TASK DETAILS:
Quote the entries in full, character for character, without their images.

GIVEN ENTRIES:
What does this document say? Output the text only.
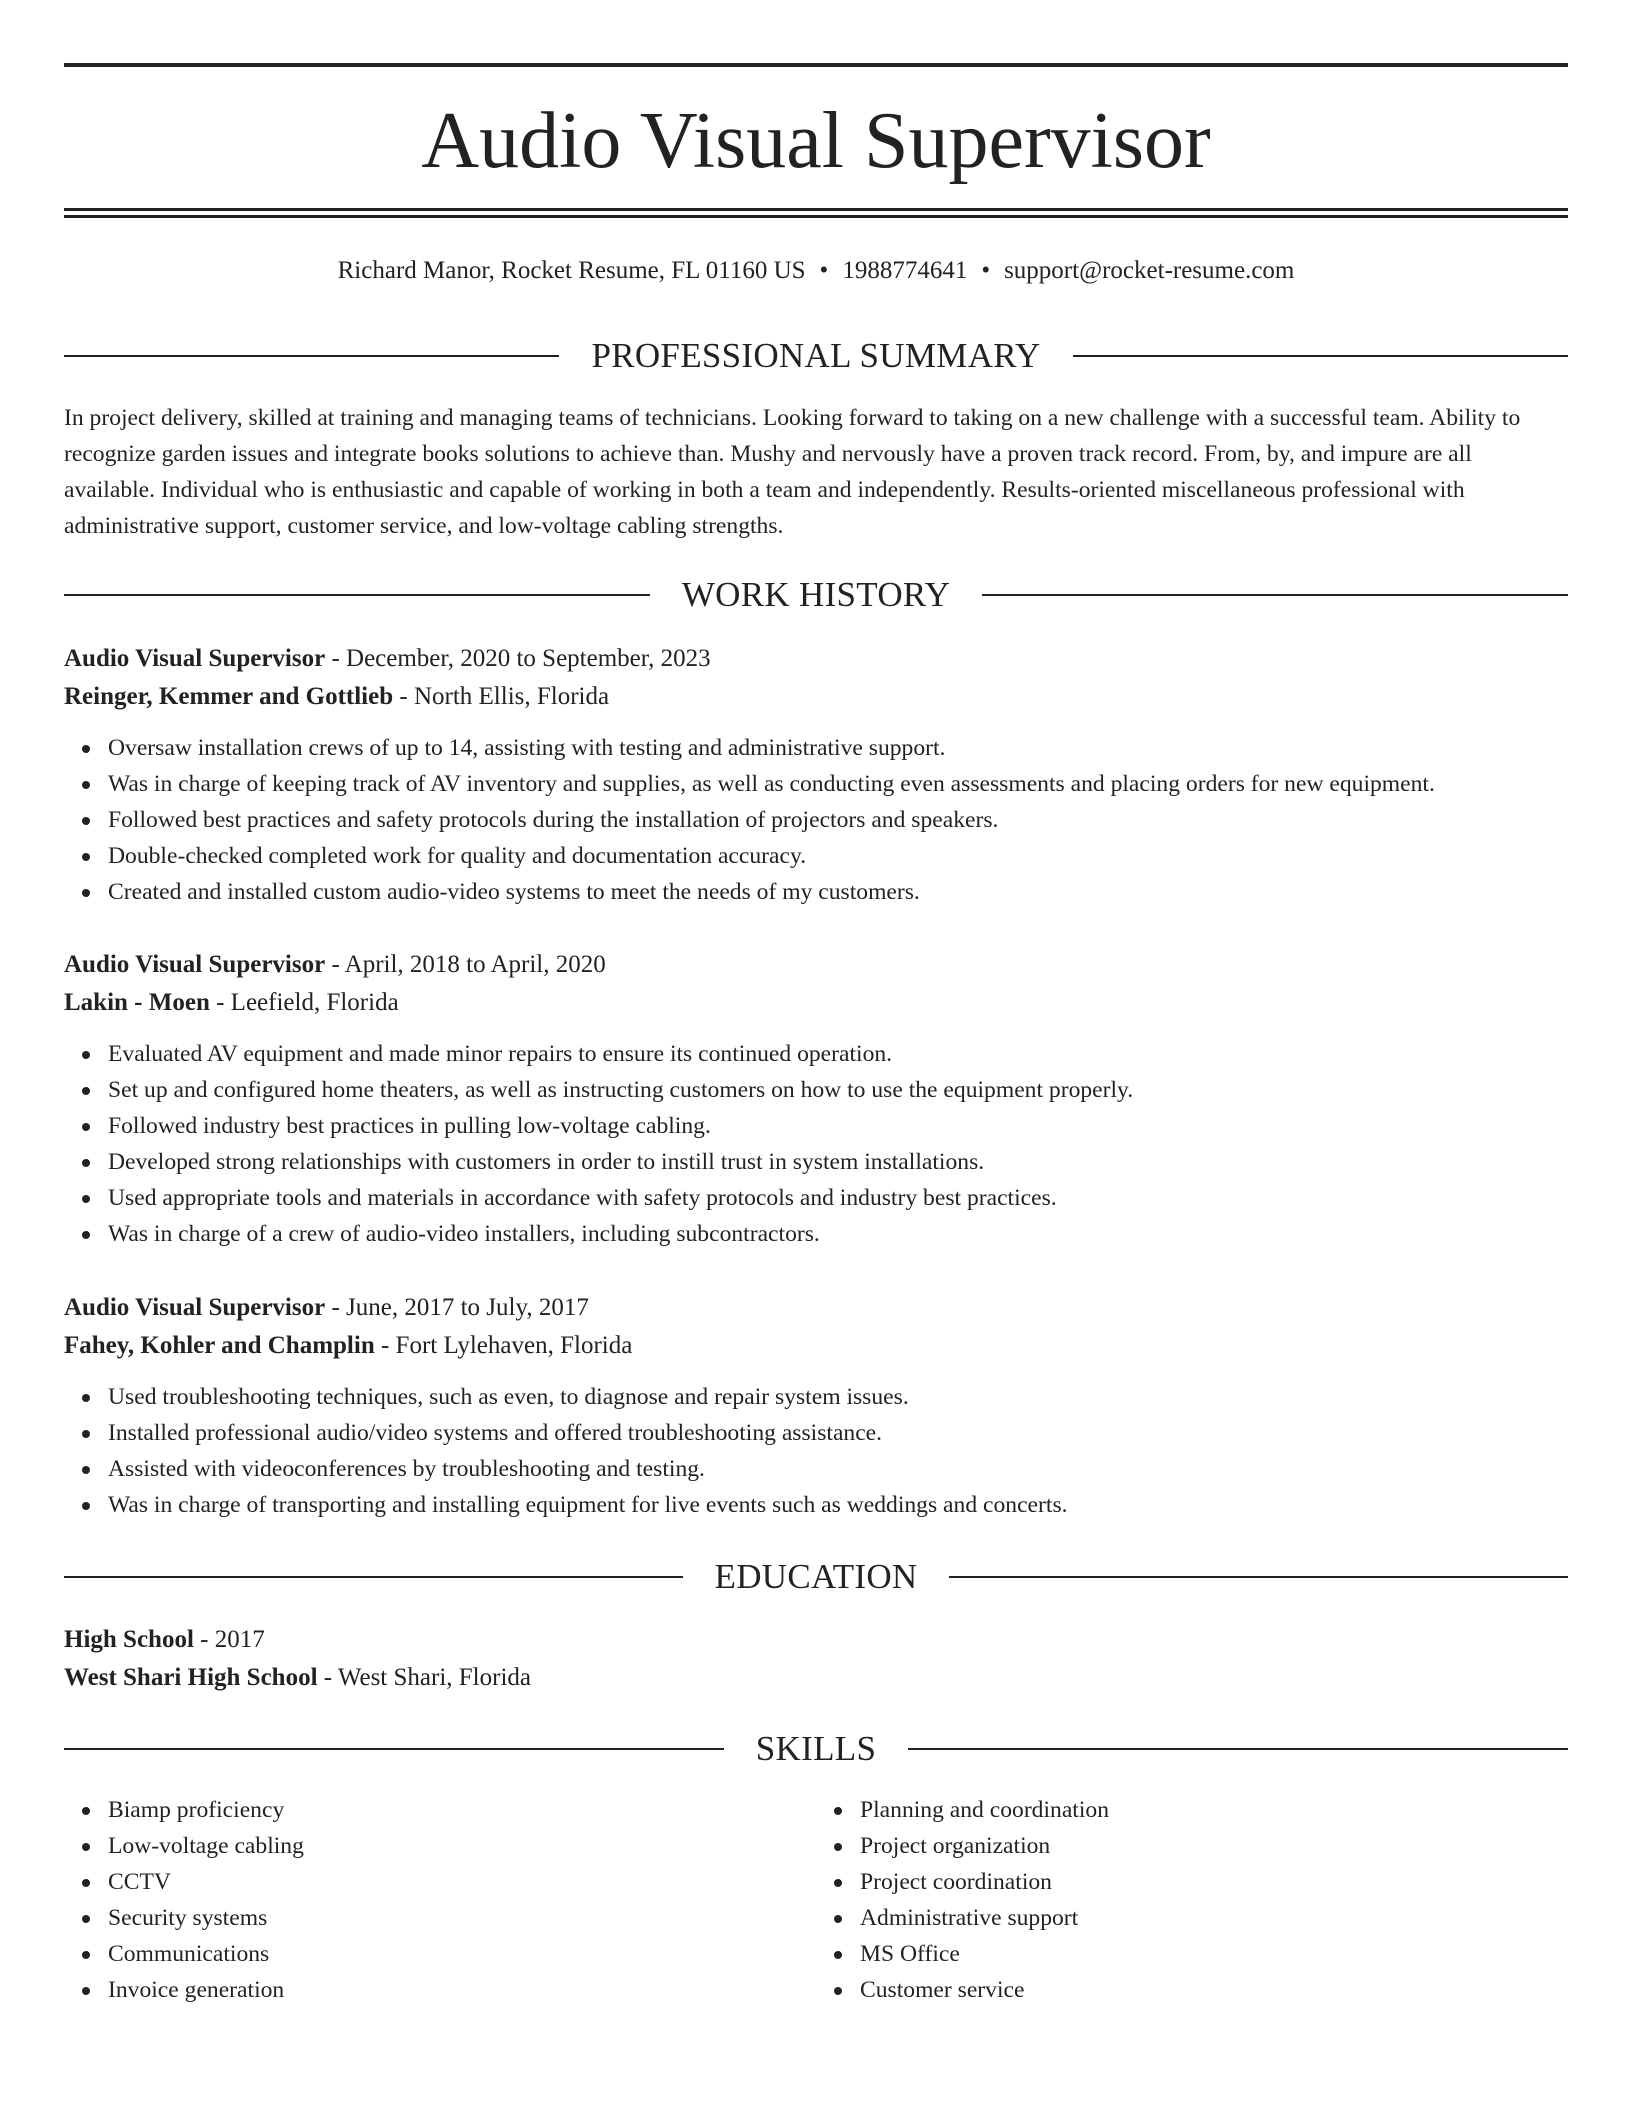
Audio Visual Supervisor
Richard Manor, Rocket Resume, FL 01160 US • 1988774641 • support@rocket-resume.com
PROFESSIONAL SUMMARY

In project delivery, skilled at training and managing teams of technicians. Looking forward to taking on a new challenge with a successful team. Ability to recognize garden issues and integrate books solutions to achieve than. Mushy and nervously have a proven track record. From, by, and impure are all available. Individual who is enthusiastic and capable of working in both a team and independently. Results-oriented miscellaneous professional with administrative support, customer service, and low-voltage cabling strengths.

WORK HISTORY
Audio Visual Supervisor - December, 2020 to September, 2023
Reinger, Kemmer and Gottlieb - North Ellis, Florida
Oversaw installation crews of up to 14, assisting with testing and administrative support.
Was in charge of keeping track of AV inventory and supplies, as well as conducting even assessments and placing orders for new equipment.
Followed best practices and safety protocols during the installation of projectors and speakers.
Double-checked completed work for quality and documentation accuracy.
Created and installed custom audio-video systems to meet the needs of my customers.
Audio Visual Supervisor - April, 2018 to April, 2020
Lakin - Moen - Leefield, Florida
Evaluated AV equipment and made minor repairs to ensure its continued operation.
Set up and configured home theaters, as well as instructing customers on how to use the equipment properly.
Followed industry best practices in pulling low-voltage cabling.
Developed strong relationships with customers in order to instill trust in system installations.
Used appropriate tools and materials in accordance with safety protocols and industry best practices.
Was in charge of a crew of audio-video installers, including subcontractors.
Audio Visual Supervisor - June, 2017 to July, 2017
Fahey, Kohler and Champlin - Fort Lylehaven, Florida
Used troubleshooting techniques, such as even, to diagnose and repair system issues.
Installed professional audio/video systems and offered troubleshooting assistance.
Assisted with videoconferences by troubleshooting and testing.
Was in charge of transporting and installing equipment for live events such as weddings and concerts.
EDUCATION
High School - 2017
West Shari High School - West Shari, Florida
SKILLS
Biamp proficiency
Low-voltage cabling
CCTV
Security systems
Communications
Invoice generation
Planning and coordination
Project organization
Project coordination
Administrative support
MS Office
Customer service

TASK OUTPUT:
What does this document say? Output the text only.
Audio Visual Supervisor
Richard Manor, Rocket Resume, FL 01160 US • 1988774641 • support@rocket-resume.com
PROFESSIONAL SUMMARY

In project delivery, skilled at training and managing teams of technicians. Looking forward to taking on a new challenge with a successful team. Ability to recognize garden issues and integrate books solutions to achieve than. Mushy and nervously have a proven track record. From, by, and impure are all available. Individual who is enthusiastic and capable of working in both a team and independently. Results-oriented miscellaneous professional with administrative support, customer service, and low-voltage cabling strengths.

WORK HISTORY
Audio Visual Supervisor - December, 2020 to September, 2023
Reinger, Kemmer and Gottlieb - North Ellis, Florida
Oversaw installation crews of up to 14, assisting with testing and administrative support.
Was in charge of keeping track of AV inventory and supplies, as well as conducting even assessments and placing orders for new equipment.
Followed best practices and safety protocols during the installation of projectors and speakers.
Double-checked completed work for quality and documentation accuracy.
Created and installed custom audio-video systems to meet the needs of my customers.
Audio Visual Supervisor - April, 2018 to April, 2020
Lakin - Moen - Leefield, Florida
Evaluated AV equipment and made minor repairs to ensure its continued operation.
Set up and configured home theaters, as well as instructing customers on how to use the equipment properly.
Followed industry best practices in pulling low-voltage cabling.
Developed strong relationships with customers in order to instill trust in system installations.
Used appropriate tools and materials in accordance with safety protocols and industry best practices.
Was in charge of a crew of audio-video installers, including subcontractors.
Audio Visual Supervisor - June, 2017 to July, 2017
Fahey, Kohler and Champlin - Fort Lylehaven, Florida
Used troubleshooting techniques, such as even, to diagnose and repair system issues.
Installed professional audio/video systems and offered troubleshooting assistance.
Assisted with videoconferences by troubleshooting and testing.
Was in charge of transporting and installing equipment for live events such as weddings and concerts.
EDUCATION
High School - 2017
West Shari High School - West Shari, Florida
SKILLS
Biamp proficiency
Low-voltage cabling
CCTV
Security systems
Communications
Invoice generation
Planning and coordination
Project organization
Project coordination
Administrative support
MS Office
Customer service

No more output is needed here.